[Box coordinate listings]
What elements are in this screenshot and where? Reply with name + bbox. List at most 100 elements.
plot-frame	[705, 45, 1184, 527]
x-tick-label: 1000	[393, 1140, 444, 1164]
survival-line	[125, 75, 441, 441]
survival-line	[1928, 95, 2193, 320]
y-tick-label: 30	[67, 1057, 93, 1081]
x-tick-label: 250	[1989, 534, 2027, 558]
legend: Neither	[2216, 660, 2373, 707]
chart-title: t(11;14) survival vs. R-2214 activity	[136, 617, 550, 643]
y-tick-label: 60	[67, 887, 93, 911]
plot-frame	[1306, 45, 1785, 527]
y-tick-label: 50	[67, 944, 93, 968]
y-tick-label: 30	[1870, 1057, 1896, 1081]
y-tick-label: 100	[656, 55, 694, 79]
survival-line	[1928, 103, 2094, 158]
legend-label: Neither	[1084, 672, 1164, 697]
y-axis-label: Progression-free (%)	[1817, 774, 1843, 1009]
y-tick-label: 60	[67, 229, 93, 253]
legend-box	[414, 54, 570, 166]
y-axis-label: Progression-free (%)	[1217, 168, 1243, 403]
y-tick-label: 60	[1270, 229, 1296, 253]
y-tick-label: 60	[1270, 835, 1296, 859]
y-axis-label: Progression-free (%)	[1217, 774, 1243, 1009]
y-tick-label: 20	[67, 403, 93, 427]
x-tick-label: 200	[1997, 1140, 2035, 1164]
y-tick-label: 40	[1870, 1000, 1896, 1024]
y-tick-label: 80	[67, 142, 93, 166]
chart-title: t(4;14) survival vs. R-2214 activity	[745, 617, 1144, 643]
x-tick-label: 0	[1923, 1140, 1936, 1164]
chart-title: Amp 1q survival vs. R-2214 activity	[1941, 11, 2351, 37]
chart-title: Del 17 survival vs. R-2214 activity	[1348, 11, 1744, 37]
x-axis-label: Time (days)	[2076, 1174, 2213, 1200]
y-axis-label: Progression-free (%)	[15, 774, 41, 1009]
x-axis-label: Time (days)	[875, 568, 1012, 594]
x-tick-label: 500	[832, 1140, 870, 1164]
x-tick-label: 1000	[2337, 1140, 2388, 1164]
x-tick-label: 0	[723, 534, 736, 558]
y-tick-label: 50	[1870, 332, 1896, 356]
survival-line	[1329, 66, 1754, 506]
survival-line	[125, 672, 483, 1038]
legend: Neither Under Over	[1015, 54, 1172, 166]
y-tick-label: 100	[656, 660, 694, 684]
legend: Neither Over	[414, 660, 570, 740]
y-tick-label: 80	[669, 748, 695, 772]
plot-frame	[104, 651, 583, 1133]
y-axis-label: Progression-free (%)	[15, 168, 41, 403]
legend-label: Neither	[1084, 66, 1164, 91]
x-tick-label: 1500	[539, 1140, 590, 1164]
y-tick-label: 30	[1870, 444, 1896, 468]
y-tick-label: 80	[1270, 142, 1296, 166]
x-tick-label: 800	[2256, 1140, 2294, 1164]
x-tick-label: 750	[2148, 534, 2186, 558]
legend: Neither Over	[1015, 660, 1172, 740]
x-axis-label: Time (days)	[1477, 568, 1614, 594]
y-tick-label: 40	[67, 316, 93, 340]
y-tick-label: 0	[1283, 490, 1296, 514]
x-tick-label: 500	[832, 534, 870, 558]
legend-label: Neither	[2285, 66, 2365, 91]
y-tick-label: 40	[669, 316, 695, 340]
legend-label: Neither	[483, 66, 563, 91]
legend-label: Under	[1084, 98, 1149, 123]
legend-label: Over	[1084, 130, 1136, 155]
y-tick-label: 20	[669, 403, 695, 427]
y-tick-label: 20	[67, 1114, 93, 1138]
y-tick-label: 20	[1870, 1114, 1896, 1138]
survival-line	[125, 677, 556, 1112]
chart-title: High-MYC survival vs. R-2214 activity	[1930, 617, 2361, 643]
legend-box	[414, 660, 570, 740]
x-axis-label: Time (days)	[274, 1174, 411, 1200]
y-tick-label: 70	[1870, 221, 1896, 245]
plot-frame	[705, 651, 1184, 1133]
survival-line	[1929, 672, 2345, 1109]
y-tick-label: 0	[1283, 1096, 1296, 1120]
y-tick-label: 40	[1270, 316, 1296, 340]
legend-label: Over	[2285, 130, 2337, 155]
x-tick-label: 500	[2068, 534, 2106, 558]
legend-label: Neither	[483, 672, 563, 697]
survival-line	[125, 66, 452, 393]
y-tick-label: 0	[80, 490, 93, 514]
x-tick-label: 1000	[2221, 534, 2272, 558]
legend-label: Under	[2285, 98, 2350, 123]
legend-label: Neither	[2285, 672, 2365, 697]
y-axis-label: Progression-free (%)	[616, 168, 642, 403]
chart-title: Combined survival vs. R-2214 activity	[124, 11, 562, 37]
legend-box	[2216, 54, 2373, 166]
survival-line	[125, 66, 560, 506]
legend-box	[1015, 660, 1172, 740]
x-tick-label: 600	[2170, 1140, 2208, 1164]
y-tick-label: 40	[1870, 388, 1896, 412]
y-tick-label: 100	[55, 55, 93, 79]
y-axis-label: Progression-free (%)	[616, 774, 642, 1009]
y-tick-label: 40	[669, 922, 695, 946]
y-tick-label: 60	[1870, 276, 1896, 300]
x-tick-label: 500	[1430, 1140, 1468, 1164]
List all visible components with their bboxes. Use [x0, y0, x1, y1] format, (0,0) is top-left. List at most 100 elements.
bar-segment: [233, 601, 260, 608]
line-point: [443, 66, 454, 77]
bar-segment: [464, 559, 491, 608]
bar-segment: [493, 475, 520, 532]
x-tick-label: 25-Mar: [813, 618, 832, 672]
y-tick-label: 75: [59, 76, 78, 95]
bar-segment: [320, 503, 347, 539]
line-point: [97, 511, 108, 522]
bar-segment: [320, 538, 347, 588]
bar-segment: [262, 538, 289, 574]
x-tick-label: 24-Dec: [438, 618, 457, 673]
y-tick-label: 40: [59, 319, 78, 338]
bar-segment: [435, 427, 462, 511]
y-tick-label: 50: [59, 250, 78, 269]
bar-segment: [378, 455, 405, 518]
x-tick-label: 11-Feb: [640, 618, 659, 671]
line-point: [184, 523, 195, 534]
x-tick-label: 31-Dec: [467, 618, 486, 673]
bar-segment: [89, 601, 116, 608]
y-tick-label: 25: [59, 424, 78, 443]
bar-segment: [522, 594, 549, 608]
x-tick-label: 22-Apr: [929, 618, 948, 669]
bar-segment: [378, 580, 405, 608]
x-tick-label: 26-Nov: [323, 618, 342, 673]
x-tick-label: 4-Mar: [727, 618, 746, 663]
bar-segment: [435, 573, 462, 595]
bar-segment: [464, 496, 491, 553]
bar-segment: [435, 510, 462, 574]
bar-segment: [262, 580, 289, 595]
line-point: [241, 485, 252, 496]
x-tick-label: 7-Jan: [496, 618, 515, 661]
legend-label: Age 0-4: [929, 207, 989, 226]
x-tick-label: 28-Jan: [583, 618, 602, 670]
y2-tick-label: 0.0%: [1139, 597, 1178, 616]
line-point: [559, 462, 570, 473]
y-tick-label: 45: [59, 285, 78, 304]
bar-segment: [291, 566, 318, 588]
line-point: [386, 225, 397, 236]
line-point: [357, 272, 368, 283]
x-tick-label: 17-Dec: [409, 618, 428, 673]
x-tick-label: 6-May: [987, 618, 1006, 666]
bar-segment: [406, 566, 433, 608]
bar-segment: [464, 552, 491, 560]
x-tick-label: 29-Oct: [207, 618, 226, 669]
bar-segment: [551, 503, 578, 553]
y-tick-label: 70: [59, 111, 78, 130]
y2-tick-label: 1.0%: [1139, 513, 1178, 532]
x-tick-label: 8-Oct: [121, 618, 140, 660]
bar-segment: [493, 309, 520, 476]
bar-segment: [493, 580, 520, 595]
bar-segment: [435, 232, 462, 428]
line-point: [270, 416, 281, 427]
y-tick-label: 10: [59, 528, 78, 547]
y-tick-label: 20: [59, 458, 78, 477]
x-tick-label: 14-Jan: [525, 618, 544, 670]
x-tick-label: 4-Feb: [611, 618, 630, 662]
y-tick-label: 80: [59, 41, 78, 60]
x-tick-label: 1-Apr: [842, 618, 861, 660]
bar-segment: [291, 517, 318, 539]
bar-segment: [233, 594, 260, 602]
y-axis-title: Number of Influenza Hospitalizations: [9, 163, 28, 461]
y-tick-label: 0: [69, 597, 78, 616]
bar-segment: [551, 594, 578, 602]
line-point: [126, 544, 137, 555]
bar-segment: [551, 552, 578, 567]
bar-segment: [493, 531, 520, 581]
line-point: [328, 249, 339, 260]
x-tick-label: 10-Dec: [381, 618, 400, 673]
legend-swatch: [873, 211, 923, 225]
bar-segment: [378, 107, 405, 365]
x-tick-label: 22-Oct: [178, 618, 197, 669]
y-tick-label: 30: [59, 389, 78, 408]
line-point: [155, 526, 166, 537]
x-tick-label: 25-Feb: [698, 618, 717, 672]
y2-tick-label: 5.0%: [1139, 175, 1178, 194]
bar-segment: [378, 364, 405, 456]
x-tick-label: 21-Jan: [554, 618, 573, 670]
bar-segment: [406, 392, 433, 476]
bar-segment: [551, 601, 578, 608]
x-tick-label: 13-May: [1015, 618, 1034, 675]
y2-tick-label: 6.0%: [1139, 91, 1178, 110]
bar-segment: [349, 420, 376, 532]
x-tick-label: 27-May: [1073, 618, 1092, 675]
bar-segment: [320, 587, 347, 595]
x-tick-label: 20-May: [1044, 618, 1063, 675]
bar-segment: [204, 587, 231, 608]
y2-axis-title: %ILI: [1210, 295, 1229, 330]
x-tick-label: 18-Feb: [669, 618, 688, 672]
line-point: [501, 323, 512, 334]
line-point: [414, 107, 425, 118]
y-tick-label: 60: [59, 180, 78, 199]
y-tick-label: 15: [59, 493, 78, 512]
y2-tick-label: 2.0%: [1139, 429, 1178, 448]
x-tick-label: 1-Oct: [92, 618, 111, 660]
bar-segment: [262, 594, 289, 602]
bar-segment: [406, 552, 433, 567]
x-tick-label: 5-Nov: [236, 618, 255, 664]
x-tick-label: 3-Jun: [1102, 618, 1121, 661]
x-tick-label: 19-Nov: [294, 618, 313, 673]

**Aim of the exercise:** Rewrite the rows from the first line through the line containing "1140, 2388, 1164]", both included, as a Markdown table with the columns No. and Entry. Number each line and leave out blank lines.

**Task result:**
| No. | Entry |
|---|---|
| 1 | What elements are in this screenshot and where? Reply with name + bbox. List at most 100 elements. |
| 2 | plot-frame	[705, 45, 1184, 527] |
| 3 | x-tick-label: 1000	[393, 1140, 444, 1164] |
| 4 | survival-line	[125, 75, 441, 441] |
| 5 | survival-line	[1928, 95, 2193, 320] |
| 6 | y-tick-label: 30	[67, 1057, 93, 1081] |
| 7 | x-tick-label: 250	[1989, 534, 2027, 558] |
| 8 | legend: Neither	[2216, 660, 2373, 707] |
| 9 | chart-title: t(11;14) survival vs. R-2214 activity	[136, 617, 550, 643] |
| 10 | y-tick-label: 60	[67, 887, 93, 911] |
| 11 | plot-frame	[1306, 45, 1785, 527] |
| 12 | y-tick-label: 50	[67, 944, 93, 968] |
| 13 | y-tick-label: 30	[1870, 1057, 1896, 1081] |
| 14 | y-tick-label: 100	[656, 55, 694, 79] |
| 15 | survival-line	[1928, 103, 2094, 158] |
| 16 | legend-label: Neither	[1084, 672, 1164, 697] |
| 17 | y-axis-label: Progression-free (%)	[1817, 774, 1843, 1009] |
| 18 | y-tick-label: 60	[67, 229, 93, 253] |
| 19 | legend-box	[414, 54, 570, 166] |
| 20 | y-axis-label: Progression-free (%)	[1217, 168, 1243, 403] |
| 21 | y-tick-label: 60	[1270, 229, 1296, 253] |
| 22 | y-tick-label: 60	[1270, 835, 1296, 859] |
| 23 | y-axis-label: Progression-free (%)	[1217, 774, 1243, 1009] |
| 24 | y-tick-label: 20	[67, 403, 93, 427] |
| 25 | x-tick-label: 200	[1997, 1140, 2035, 1164] |
| 26 | y-tick-label: 40	[1870, 1000, 1896, 1024] |
| 27 | y-tick-label: 80	[67, 142, 93, 166] |
| 28 | chart-title: t(4;14) survival vs. R-2214 activity	[745, 617, 1144, 643] |
| 29 | x-tick-label: 0	[1923, 1140, 1936, 1164] |
| 30 | chart-title: Amp 1q survival vs. R-2214 activity	[1941, 11, 2351, 37] |
| 31 | chart-title: Del 17 survival vs. R-2214 activity	[1348, 11, 1744, 37] |
| 32 | x-axis-label: Time (days)	[2076, 1174, 2213, 1200] |
| 33 | y-axis-label: Progression-free (%)	[15, 774, 41, 1009] |
| 34 | x-axis-label: Time (days)	[875, 568, 1012, 594] |
| 35 | x-tick-label: 500	[832, 1140, 870, 1164] |
| 36 | x-tick-label: 1000	[2337, 1140, 2388, 1164] |